* [Work instructions] Across the entries below, how many lines contain the string "unit"? Give only the count.

* [Records to process]
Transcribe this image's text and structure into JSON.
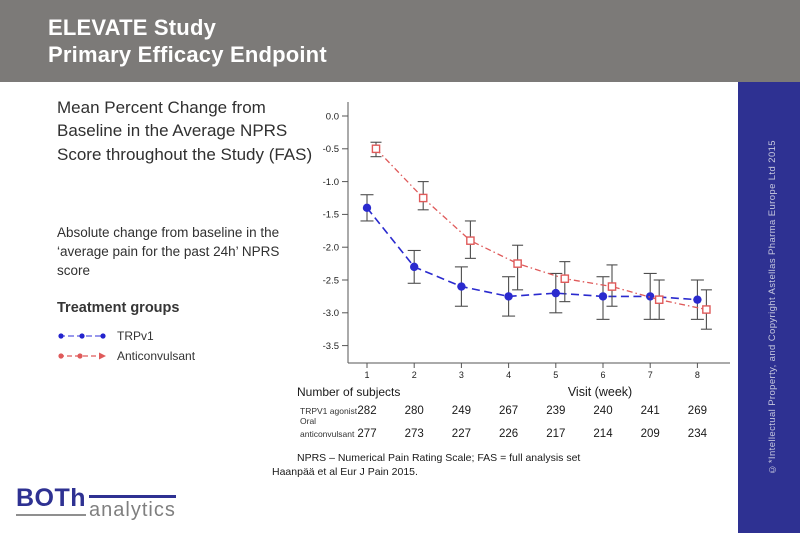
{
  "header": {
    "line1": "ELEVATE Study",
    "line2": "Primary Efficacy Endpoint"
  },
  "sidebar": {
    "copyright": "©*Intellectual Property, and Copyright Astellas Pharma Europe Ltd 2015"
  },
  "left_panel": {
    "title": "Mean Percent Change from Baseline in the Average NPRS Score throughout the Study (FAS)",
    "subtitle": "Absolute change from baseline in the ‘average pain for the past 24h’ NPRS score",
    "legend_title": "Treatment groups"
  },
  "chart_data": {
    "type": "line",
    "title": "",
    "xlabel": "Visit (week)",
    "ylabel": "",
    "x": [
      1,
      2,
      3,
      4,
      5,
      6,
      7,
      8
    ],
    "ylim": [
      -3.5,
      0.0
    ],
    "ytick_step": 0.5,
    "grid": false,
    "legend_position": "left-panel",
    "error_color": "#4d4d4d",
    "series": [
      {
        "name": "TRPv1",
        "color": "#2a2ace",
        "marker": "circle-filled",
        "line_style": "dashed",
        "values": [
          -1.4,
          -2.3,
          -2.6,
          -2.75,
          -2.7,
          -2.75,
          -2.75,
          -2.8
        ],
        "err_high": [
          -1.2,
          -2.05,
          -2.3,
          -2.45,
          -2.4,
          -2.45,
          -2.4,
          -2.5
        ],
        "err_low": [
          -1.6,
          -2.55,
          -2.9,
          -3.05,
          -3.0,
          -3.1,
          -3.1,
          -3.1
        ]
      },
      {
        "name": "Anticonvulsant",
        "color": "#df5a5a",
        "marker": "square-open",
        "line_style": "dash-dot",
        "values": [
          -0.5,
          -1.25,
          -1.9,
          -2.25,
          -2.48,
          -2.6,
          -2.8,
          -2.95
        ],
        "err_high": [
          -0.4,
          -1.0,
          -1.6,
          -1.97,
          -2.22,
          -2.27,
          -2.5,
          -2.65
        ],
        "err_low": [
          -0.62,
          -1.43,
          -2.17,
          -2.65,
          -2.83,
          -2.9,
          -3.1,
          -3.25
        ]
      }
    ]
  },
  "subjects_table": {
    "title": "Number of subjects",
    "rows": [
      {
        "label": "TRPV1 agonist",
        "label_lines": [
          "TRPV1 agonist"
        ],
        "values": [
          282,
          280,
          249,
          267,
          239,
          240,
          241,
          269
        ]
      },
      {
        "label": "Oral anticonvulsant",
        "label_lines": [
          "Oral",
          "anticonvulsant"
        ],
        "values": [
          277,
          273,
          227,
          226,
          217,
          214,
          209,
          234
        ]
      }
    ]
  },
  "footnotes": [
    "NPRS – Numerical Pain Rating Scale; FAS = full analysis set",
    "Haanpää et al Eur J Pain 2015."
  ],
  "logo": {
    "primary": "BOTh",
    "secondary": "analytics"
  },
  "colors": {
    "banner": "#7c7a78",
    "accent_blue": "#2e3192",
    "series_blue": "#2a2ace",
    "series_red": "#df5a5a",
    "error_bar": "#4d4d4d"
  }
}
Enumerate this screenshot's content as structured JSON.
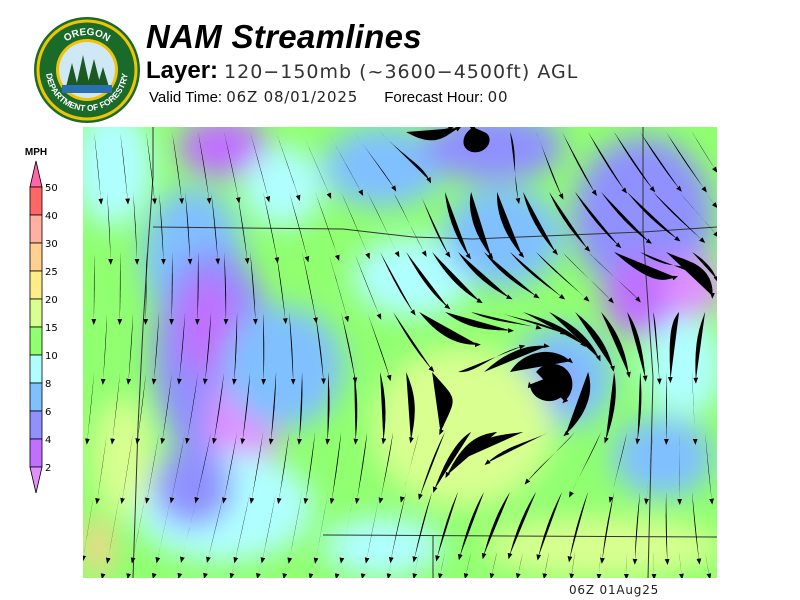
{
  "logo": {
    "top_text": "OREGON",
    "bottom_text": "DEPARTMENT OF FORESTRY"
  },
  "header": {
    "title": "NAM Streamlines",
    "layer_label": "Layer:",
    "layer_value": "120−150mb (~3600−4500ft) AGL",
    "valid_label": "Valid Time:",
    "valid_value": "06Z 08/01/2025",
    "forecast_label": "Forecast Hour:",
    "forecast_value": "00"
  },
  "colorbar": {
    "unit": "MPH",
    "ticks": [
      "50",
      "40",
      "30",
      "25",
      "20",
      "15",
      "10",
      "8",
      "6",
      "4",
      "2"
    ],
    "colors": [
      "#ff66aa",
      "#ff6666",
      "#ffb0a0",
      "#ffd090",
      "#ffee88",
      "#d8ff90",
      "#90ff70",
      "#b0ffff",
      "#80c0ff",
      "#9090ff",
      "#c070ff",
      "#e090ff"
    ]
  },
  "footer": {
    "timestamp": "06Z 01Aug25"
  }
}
--
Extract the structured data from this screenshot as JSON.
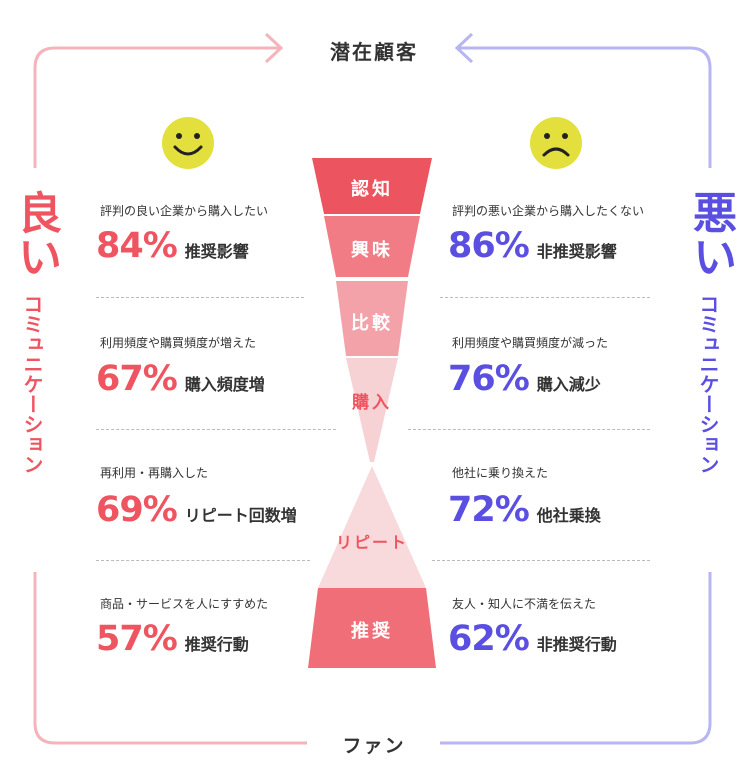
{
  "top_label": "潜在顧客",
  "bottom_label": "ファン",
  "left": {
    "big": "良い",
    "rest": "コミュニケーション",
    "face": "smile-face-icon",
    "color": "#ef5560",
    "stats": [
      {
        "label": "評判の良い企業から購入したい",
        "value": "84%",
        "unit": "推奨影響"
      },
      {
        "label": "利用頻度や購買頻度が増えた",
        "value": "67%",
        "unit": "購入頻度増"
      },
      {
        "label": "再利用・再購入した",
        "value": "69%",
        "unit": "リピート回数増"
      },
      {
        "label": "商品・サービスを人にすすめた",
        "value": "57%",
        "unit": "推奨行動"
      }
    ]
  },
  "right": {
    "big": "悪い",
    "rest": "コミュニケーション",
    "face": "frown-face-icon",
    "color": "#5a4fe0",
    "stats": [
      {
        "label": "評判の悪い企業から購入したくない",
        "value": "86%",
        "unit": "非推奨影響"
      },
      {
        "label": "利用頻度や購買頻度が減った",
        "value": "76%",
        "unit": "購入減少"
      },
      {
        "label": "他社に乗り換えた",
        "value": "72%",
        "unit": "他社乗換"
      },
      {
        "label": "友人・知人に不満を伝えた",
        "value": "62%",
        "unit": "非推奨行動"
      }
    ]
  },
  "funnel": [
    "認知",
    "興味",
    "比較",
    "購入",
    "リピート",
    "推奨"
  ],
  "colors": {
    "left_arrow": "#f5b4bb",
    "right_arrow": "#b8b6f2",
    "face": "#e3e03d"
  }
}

* [Full solution] 9